* _Problem details_: Drop the pictures from the entries below, then reproduce the rest exactly.

* _Data shown_:
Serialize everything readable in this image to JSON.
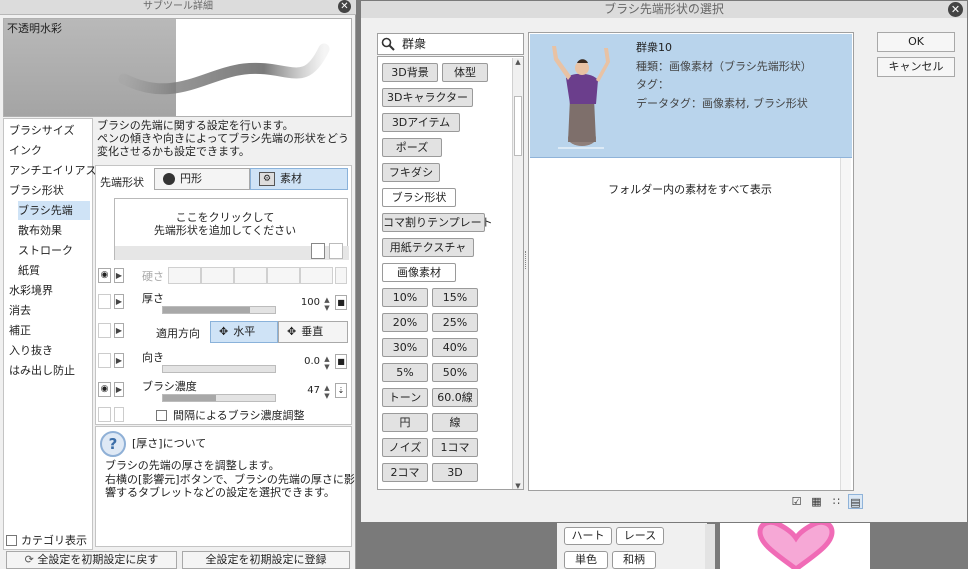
{
  "left_panel": {
    "title": "サブツール詳細",
    "preset_name": "不透明水彩",
    "categories": [
      {
        "label": "ブラシサイズ"
      },
      {
        "label": "インク"
      },
      {
        "label": "アンチエイリアス"
      },
      {
        "label": "ブラシ形状"
      },
      {
        "label": "ブラシ先端",
        "selected": true
      },
      {
        "label": "散布効果"
      },
      {
        "label": "ストローク"
      },
      {
        "label": "紙質"
      },
      {
        "label": "水彩境界"
      },
      {
        "label": "消去"
      },
      {
        "label": "補正"
      },
      {
        "label": "入り抜き"
      },
      {
        "label": "はみ出し防止"
      }
    ],
    "category_display": "カテゴリ表示",
    "description": [
      "ブラシの先端に関する設定を行います。",
      "ペンの傾きや向きによってブラシ先端の形状をどう",
      "変化させるかも設定できます。"
    ],
    "tip_shape_label": "先端形状",
    "tip_circle": "円形",
    "tip_material": "素材",
    "add_tip_text": [
      "ここをクリックして",
      "先端形状を追加してください"
    ],
    "hardness_label": "硬さ",
    "thickness_label": "厚さ",
    "thickness_value": "100",
    "thickness_fill": 0.78,
    "apply_direction_label": "適用方向",
    "horizontal": "水平",
    "vertical": "垂直",
    "direction_label": "向き",
    "direction_value": "0.0",
    "density_label": "ブラシ濃度",
    "density_value": "47",
    "density_fill": 0.47,
    "interval_density": "間隔によるブラシ濃度調整",
    "help_title": "[厚さ]について",
    "help_body": [
      "ブラシの先端の厚さを調整します。",
      "右横の[影響元]ボタンで、ブラシの先端の厚さに影",
      "響するタブレットなどの設定を選択できます。"
    ],
    "reset_button": "全設定を初期設定に戻す",
    "register_button": "全設定を初期設定に登録"
  },
  "dialog": {
    "title": "ブラシ先端形状の選択",
    "search_value": "群衆",
    "tags": [
      [
        "3D背景",
        "体型"
      ],
      [
        "3Dキャラクター"
      ],
      [
        "3Dアイテム"
      ],
      [
        "ポーズ"
      ],
      [
        "フキダシ"
      ],
      [
        "ブラシ形状"
      ],
      [
        "コマ割りテンプレート"
      ],
      [
        "用紙テクスチャ"
      ],
      [
        "画像素材"
      ],
      [
        "10%",
        "15%"
      ],
      [
        "20%",
        "25%"
      ],
      [
        "30%",
        "40%"
      ],
      [
        "5%",
        "50%"
      ],
      [
        "トーン",
        "60.0線"
      ],
      [
        "円",
        "線"
      ],
      [
        "ノイズ",
        "1コマ"
      ],
      [
        "2コマ",
        "3D"
      ]
    ],
    "result": {
      "name": "群衆10",
      "kind": "種類：画像素材（ブラシ先端形状）",
      "tag": "タグ：",
      "data_tag": "データタグ：画像素材, ブラシ形状"
    },
    "show_all": "フォルダー内の素材をすべて表示",
    "ok": "OK",
    "cancel": "キャンセル"
  },
  "background": {
    "tabs_row1": [
      "ハート",
      "レース"
    ],
    "tabs_row2": [
      "単色",
      "和柄"
    ],
    "heart_color": "#f06bb6"
  }
}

* _Result of the task_:
Serialize everything readable in this image to JSON.
{
  "left_panel": {
    "title": "サブツール詳細",
    "preset_name": "不透明水彩",
    "categories": [
      {
        "label": "ブラシサイズ"
      },
      {
        "label": "インク"
      },
      {
        "label": "アンチエイリアス"
      },
      {
        "label": "ブラシ形状"
      },
      {
        "label": "ブラシ先端",
        "selected": true
      },
      {
        "label": "散布効果"
      },
      {
        "label": "ストローク"
      },
      {
        "label": "紙質"
      },
      {
        "label": "水彩境界"
      },
      {
        "label": "消去"
      },
      {
        "label": "補正"
      },
      {
        "label": "入り抜き"
      },
      {
        "label": "はみ出し防止"
      }
    ],
    "category_display": "カテゴリ表示",
    "description": [
      "ブラシの先端に関する設定を行います。",
      "ペンの傾きや向きによってブラシ先端の形状をどう",
      "変化させるかも設定できます。"
    ],
    "tip_shape_label": "先端形状",
    "tip_circle": "円形",
    "tip_material": "素材",
    "add_tip_text": [
      "ここをクリックして",
      "先端形状を追加してください"
    ],
    "hardness_label": "硬さ",
    "thickness_label": "厚さ",
    "thickness_value": "100",
    "thickness_fill": 0.78,
    "apply_direction_label": "適用方向",
    "horizontal": "水平",
    "vertical": "垂直",
    "direction_label": "向き",
    "direction_value": "0.0",
    "density_label": "ブラシ濃度",
    "density_value": "47",
    "density_fill": 0.47,
    "interval_density": "間隔によるブラシ濃度調整",
    "help_title": "[厚さ]について",
    "help_body": [
      "ブラシの先端の厚さを調整します。",
      "右横の[影響元]ボタンで、ブラシの先端の厚さに影",
      "響するタブレットなどの設定を選択できます。"
    ],
    "reset_button": "全設定を初期設定に戻す",
    "register_button": "全設定を初期設定に登録"
  },
  "dialog": {
    "title": "ブラシ先端形状の選択",
    "search_value": "群衆",
    "tags": [
      [
        "3D背景",
        "体型"
      ],
      [
        "3Dキャラクター"
      ],
      [
        "3Dアイテム"
      ],
      [
        "ポーズ"
      ],
      [
        "フキダシ"
      ],
      [
        "ブラシ形状"
      ],
      [
        "コマ割りテンプレート"
      ],
      [
        "用紙テクスチャ"
      ],
      [
        "画像素材"
      ],
      [
        "10%",
        "15%"
      ],
      [
        "20%",
        "25%"
      ],
      [
        "30%",
        "40%"
      ],
      [
        "5%",
        "50%"
      ],
      [
        "トーン",
        "60.0線"
      ],
      [
        "円",
        "線"
      ],
      [
        "ノイズ",
        "1コマ"
      ],
      [
        "2コマ",
        "3D"
      ]
    ],
    "result": {
      "name": "群衆10",
      "kind": "種類：画像素材（ブラシ先端形状）",
      "tag": "タグ：",
      "data_tag": "データタグ：画像素材, ブラシ形状"
    },
    "show_all": "フォルダー内の素材をすべて表示",
    "ok": "OK",
    "cancel": "キャンセル"
  },
  "background": {
    "tabs_row1": [
      "ハート",
      "レース"
    ],
    "tabs_row2": [
      "単色",
      "和柄"
    ],
    "heart_color": "#f06bb6"
  }
}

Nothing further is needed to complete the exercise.